## TO DO:
All of the records below need to be copied exactly.

## RECORDS FOR THE EXERCISE:

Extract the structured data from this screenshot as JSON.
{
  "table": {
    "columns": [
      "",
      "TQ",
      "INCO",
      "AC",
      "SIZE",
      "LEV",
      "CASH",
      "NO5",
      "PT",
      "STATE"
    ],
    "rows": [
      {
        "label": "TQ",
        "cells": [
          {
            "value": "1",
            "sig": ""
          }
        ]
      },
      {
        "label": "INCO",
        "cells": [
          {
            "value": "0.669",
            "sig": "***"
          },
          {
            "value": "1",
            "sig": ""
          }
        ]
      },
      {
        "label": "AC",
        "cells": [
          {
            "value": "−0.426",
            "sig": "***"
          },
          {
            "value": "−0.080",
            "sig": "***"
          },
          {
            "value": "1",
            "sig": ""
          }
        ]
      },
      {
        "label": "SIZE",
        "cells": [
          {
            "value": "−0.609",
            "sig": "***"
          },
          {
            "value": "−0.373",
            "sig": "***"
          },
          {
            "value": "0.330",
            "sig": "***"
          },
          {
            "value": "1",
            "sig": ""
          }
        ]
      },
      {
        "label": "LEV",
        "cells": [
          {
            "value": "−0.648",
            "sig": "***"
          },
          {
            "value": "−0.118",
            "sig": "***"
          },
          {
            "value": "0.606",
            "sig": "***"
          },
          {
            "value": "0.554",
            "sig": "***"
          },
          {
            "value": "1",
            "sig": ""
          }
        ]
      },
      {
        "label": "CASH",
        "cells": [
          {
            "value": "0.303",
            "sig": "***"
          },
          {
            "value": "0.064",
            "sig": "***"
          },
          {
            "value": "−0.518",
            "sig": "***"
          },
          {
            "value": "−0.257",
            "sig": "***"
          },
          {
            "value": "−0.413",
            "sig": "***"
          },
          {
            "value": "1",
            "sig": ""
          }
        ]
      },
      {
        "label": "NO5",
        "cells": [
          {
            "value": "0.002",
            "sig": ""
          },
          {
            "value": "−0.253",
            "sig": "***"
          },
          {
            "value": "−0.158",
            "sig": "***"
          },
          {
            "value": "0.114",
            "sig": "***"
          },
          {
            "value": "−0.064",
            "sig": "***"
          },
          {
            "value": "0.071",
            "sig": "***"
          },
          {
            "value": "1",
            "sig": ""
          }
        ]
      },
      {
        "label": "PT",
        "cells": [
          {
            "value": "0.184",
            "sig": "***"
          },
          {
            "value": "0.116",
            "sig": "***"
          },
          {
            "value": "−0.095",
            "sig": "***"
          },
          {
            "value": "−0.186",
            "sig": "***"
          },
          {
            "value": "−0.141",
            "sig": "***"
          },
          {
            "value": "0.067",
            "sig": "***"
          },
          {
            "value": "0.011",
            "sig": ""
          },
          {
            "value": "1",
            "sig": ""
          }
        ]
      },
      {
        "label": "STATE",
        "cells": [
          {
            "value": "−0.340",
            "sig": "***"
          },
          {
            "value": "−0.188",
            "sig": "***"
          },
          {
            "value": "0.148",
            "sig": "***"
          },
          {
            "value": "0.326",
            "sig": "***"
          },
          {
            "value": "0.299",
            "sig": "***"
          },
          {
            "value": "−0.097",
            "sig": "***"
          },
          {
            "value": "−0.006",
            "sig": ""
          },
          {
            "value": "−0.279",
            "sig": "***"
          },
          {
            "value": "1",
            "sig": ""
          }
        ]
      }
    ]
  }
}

## THE RESULT:
Extract the structured data from this screenshot as JSON.
{
  "table": {
    "columns": [
      "",
      "TQ",
      "INCO",
      "AC",
      "SIZE",
      "LEV",
      "CASH",
      "NO5",
      "PT",
      "STATE"
    ],
    "rows": [
      {
        "label": "TQ",
        "cells": [
          {
            "value": "1",
            "sig": ""
          }
        ]
      },
      {
        "label": "INCO",
        "cells": [
          {
            "value": "0.669",
            "sig": "***"
          },
          {
            "value": "1",
            "sig": ""
          }
        ]
      },
      {
        "label": "AC",
        "cells": [
          {
            "value": "−0.426",
            "sig": "***"
          },
          {
            "value": "−0.080",
            "sig": "***"
          },
          {
            "value": "1",
            "sig": ""
          }
        ]
      },
      {
        "label": "SIZE",
        "cells": [
          {
            "value": "−0.609",
            "sig": "***"
          },
          {
            "value": "−0.373",
            "sig": "***"
          },
          {
            "value": "0.330",
            "sig": "***"
          },
          {
            "value": "1",
            "sig": ""
          }
        ]
      },
      {
        "label": "LEV",
        "cells": [
          {
            "value": "−0.648",
            "sig": "***"
          },
          {
            "value": "−0.118",
            "sig": "***"
          },
          {
            "value": "0.606",
            "sig": "***"
          },
          {
            "value": "0.554",
            "sig": "***"
          },
          {
            "value": "1",
            "sig": ""
          }
        ]
      },
      {
        "label": "CASH",
        "cells": [
          {
            "value": "0.303",
            "sig": "***"
          },
          {
            "value": "0.064",
            "sig": "***"
          },
          {
            "value": "−0.518",
            "sig": "***"
          },
          {
            "value": "−0.257",
            "sig": "***"
          },
          {
            "value": "−0.413",
            "sig": "***"
          },
          {
            "value": "1",
            "sig": ""
          }
        ]
      },
      {
        "label": "NO5",
        "cells": [
          {
            "value": "0.002",
            "sig": ""
          },
          {
            "value": "−0.253",
            "sig": "***"
          },
          {
            "value": "−0.158",
            "sig": "***"
          },
          {
            "value": "0.114",
            "sig": "***"
          },
          {
            "value": "−0.064",
            "sig": "***"
          },
          {
            "value": "0.071",
            "sig": "***"
          },
          {
            "value": "1",
            "sig": ""
          }
        ]
      },
      {
        "label": "PT",
        "cells": [
          {
            "value": "0.184",
            "sig": "***"
          },
          {
            "value": "0.116",
            "sig": "***"
          },
          {
            "value": "−0.095",
            "sig": "***"
          },
          {
            "value": "−0.186",
            "sig": "***"
          },
          {
            "value": "−0.141",
            "sig": "***"
          },
          {
            "value": "0.067",
            "sig": "***"
          },
          {
            "value": "0.011",
            "sig": ""
          },
          {
            "value": "1",
            "sig": ""
          }
        ]
      },
      {
        "label": "STATE",
        "cells": [
          {
            "value": "−0.340",
            "sig": "***"
          },
          {
            "value": "−0.188",
            "sig": "***"
          },
          {
            "value": "0.148",
            "sig": "***"
          },
          {
            "value": "0.326",
            "sig": "***"
          },
          {
            "value": "0.299",
            "sig": "***"
          },
          {
            "value": "−0.097",
            "sig": "***"
          },
          {
            "value": "−0.006",
            "sig": ""
          },
          {
            "value": "−0.279",
            "sig": "***"
          },
          {
            "value": "1",
            "sig": ""
          }
        ]
      }
    ]
  }
}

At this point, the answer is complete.